_Work to do_: Please find all lines in the data that hold the string "COWICHAN" and copy them.
— start of Dataset entries —
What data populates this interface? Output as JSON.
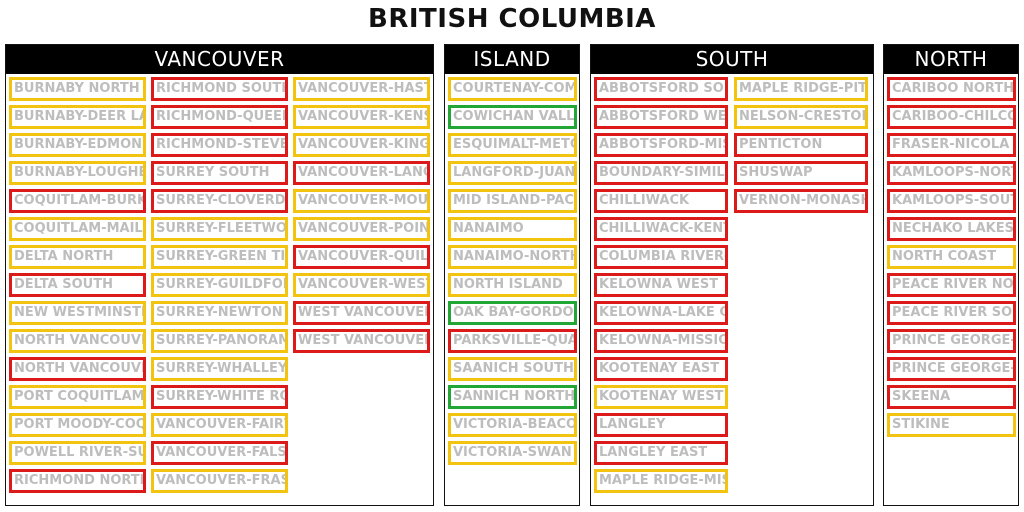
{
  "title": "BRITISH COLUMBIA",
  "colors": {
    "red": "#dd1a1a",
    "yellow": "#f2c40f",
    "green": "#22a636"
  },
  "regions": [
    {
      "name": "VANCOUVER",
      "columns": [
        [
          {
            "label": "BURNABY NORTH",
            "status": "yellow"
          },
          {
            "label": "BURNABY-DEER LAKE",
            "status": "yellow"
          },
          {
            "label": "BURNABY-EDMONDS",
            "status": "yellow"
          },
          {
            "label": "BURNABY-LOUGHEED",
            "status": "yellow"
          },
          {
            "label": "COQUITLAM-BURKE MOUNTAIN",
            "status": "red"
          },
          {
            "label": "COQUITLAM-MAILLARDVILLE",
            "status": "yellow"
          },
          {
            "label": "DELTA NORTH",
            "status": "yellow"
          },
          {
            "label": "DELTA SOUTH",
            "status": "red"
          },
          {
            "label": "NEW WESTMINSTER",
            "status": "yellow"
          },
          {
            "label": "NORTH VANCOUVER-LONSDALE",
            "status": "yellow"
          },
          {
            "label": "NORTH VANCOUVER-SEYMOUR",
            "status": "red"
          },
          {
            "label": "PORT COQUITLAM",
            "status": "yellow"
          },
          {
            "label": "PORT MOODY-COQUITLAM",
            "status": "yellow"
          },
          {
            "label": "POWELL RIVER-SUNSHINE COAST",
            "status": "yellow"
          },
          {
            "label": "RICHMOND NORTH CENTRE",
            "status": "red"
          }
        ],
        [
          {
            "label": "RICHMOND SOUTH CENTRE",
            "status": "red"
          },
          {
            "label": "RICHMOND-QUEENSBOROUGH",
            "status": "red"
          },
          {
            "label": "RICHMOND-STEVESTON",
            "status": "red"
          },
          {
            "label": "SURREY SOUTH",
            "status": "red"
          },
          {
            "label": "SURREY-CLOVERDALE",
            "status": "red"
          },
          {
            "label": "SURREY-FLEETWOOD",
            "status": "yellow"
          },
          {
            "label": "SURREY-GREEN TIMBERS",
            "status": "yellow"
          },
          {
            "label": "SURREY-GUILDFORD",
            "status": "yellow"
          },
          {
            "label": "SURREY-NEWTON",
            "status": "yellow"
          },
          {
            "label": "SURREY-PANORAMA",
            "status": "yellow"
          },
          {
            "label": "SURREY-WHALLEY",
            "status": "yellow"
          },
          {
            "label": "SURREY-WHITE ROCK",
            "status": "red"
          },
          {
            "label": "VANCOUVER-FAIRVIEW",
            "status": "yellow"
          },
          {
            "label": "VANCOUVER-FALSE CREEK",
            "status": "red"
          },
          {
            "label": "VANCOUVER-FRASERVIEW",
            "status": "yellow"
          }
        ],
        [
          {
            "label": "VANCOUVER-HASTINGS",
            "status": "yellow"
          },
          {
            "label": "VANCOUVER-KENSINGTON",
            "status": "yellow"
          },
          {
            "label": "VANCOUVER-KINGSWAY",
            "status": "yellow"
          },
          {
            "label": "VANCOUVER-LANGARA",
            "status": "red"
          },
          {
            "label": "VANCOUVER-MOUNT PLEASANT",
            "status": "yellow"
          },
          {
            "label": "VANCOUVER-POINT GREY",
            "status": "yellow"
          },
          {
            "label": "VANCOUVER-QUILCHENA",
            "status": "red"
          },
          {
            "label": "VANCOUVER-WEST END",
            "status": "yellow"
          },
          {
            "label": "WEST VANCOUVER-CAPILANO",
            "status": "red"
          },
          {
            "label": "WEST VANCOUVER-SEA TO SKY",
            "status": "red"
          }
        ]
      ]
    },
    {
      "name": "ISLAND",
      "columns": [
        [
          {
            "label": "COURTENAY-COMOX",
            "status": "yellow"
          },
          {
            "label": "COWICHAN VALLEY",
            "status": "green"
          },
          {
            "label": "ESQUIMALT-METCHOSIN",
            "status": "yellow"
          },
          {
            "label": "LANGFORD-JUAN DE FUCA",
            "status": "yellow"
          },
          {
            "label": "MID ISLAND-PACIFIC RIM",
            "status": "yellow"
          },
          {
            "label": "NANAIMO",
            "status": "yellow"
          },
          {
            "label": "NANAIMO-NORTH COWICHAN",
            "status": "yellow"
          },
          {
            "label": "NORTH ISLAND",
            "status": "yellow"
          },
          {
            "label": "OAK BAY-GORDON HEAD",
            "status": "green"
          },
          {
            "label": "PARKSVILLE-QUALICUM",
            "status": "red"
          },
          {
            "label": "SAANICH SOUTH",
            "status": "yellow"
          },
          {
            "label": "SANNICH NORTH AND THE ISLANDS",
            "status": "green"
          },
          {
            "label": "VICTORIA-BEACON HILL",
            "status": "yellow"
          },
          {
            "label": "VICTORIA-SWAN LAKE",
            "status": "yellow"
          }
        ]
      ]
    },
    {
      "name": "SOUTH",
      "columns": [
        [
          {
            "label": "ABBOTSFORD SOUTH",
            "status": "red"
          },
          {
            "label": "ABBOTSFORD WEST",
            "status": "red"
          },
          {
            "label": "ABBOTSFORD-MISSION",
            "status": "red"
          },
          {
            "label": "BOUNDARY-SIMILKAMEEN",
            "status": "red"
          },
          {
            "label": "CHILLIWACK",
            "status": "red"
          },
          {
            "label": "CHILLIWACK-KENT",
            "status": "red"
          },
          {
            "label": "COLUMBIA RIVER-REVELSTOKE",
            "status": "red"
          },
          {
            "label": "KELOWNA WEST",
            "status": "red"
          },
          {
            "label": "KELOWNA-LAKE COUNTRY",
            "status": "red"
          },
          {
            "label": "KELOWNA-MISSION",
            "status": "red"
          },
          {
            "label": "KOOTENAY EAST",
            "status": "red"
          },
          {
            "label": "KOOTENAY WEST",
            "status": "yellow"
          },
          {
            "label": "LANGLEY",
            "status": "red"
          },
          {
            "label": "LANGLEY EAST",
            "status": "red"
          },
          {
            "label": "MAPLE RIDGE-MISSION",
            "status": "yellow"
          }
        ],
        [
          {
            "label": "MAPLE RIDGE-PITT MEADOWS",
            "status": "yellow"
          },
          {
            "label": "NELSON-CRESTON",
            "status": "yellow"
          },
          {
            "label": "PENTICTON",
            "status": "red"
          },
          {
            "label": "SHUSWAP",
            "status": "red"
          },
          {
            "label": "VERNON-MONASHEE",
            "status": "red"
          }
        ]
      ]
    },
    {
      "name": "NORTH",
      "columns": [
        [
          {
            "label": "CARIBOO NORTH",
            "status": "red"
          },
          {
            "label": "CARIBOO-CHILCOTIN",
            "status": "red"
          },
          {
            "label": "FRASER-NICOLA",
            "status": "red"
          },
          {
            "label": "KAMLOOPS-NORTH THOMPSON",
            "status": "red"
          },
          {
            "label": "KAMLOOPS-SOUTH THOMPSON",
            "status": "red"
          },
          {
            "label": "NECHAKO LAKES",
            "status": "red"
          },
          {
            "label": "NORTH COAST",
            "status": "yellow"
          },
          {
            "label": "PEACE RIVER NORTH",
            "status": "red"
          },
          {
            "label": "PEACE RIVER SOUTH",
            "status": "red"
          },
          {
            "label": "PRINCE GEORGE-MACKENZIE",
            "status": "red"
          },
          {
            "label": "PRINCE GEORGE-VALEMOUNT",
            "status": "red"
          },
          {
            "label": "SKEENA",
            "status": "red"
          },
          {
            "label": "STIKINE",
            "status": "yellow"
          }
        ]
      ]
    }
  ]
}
— end of Dataset entries —
_Correct answer_:
            "label": "COWICHAN VALLEY",
            "label": "NANAIMO-NORTH COWICHAN",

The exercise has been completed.